◆ Brano fornito:
^^^^

Per questo incidente otto persone sono state rinviate a giudizio, con l’accusa di disastro ambientale e inquinamento doloso.
Da quanto ho potuto reperire facendo ricerche in rete, ho desunto che la vasca di ossidazione dove erano contenuti i rack con i dischetti, abbia subito un cedimento strutturale. In qualche caso ho letto che i responsabili della gestione avrebbero sovraccaricato questa vasca, che già presentava segni di ammaloramento, e questo aumento di portata sarebbe stato il fattore scatenante del cedimento.

^^^^

◆ Materiale fornito:
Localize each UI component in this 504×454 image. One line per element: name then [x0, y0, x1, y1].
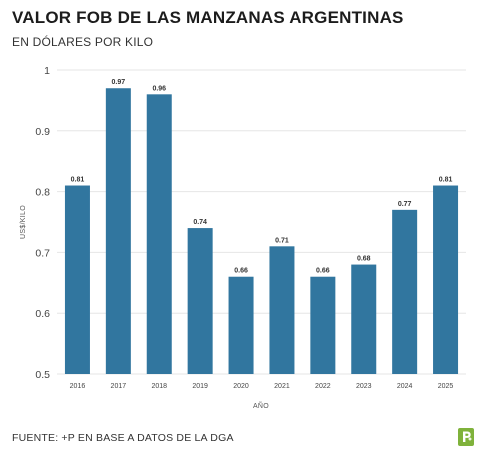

^^^^

◆ Problema da risolvere: Prosegui il brano sull'incidente della vasca di ossidazione, riprendendo subito dopo la sua ultima frase.

◆ Risposta all'esercizio:
Posto che l’inchiesta ed il processo (che mi risulta siano ancora in corso), dovranno appurare le responsabilità, ci sono alcune considerazioni che vorrei fare. La prima, piuttosto semplice, è che questo è probabilmente stato il più eclatante incidente occorso ad un impianto di depurazione. Nel momento in cui si verifica un cedimento strutturale, la mente corre al crollo del ponte Morandi, e alle altre decine di situazioni simili che si sono verificate in molte zone d’Italia. E qui la parola andrebbe data a chi è esperto di costruzioni. Si sa che i manufatti in cemento armato possono degradarsi con il tempo. Esiste quindi un problema di insufficiente o mancata manutenzione di questo tipo di costruzioni, che deve essere monitorato e risolto.

Quando si tratta di una vasca di ossidazione, il problema deve essere anche analizzato da un altro punto di vista, cioè quello progettuale. Ovvero un depuratore dovrebbe essere progettato in maniera modulare. Avere cioè delle vasche di equalizzazione, delle vasche di raccolta di maggior volume (chiamate in gergo vasche volano) che possano raccogliere eventuali sversamenti.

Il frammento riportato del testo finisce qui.